:: STATED PROBLEM ::
Reproduce the data exactly.
***** TASK MATERIAL
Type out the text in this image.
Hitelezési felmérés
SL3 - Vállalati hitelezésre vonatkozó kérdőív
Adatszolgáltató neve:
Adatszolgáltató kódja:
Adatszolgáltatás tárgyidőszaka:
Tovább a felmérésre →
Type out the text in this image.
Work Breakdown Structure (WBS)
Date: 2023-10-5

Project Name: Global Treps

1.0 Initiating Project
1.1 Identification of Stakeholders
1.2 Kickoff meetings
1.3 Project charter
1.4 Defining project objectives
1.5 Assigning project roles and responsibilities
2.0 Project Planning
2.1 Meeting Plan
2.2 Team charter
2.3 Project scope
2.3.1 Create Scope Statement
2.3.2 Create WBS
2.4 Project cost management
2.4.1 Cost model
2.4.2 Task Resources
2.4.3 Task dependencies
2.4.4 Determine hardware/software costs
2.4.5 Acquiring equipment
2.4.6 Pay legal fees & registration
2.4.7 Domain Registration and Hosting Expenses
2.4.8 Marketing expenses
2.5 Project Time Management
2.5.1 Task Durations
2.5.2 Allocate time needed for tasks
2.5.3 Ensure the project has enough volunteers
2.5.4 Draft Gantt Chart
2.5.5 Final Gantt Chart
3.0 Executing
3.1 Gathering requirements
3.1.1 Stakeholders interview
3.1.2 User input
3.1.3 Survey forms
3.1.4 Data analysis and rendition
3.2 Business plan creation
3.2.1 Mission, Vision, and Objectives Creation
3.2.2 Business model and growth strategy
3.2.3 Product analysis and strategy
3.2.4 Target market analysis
**********
:: CORRECT RESPONSE ::
Type out the text in this image.
Hitelezési felmérés
SL3 - Vállalati hitelezésre vonatkozó kérdőív
Adatszolgáltató neve:
Adatszolgáltató kódja:
Adatszolgáltatás tárgyidőszaka:
Tovább a felmérésre →
Type out the text in this image.
Work Breakdown Structure (WBS)
Date: 2023-10-5

Project Name: Global Treps

1.0 Initiating Project
1.1 Identification of Stakeholders
1.2 Kickoff meetings
1.3 Project charter
1.4 Defining project objectives
1.5 Assigning project roles and responsibilities
2.0 Project Planning
2.1 Meeting Plan
2.2 Team charter
2.3 Project scope
2.3.1 Create Scope Statement
2.3.2 Create WBS
2.4 Project cost management
2.4.1 Cost model
2.4.2 Task Resources
2.4.3 Task dependencies
2.4.4 Determine hardware/software costs
2.4.5 Acquiring equipment
2.4.6 Pay legal fees & registration
2.4.7 Domain Registration and Hosting Expenses
2.4.8 Marketing expenses
2.5 Project Time Management
2.5.1 Task Durations
2.5.2 Allocate time needed for tasks
2.5.3 Ensure the project has enough volunteers
2.5.4 Draft Gantt Chart
2.5.5 Final Gantt Chart
3.0 Executing
3.1 Gathering requirements
3.1.1 Stakeholders interview
3.1.2 User input
3.1.3 Survey forms
3.1.4 Data analysis and rendition
3.2 Business plan creation
3.2.1 Mission, Vision, and Objectives Creation
3.2.2 Business model and growth strategy
3.2.3 Product analysis and strategy
3.2.4 Target market analysis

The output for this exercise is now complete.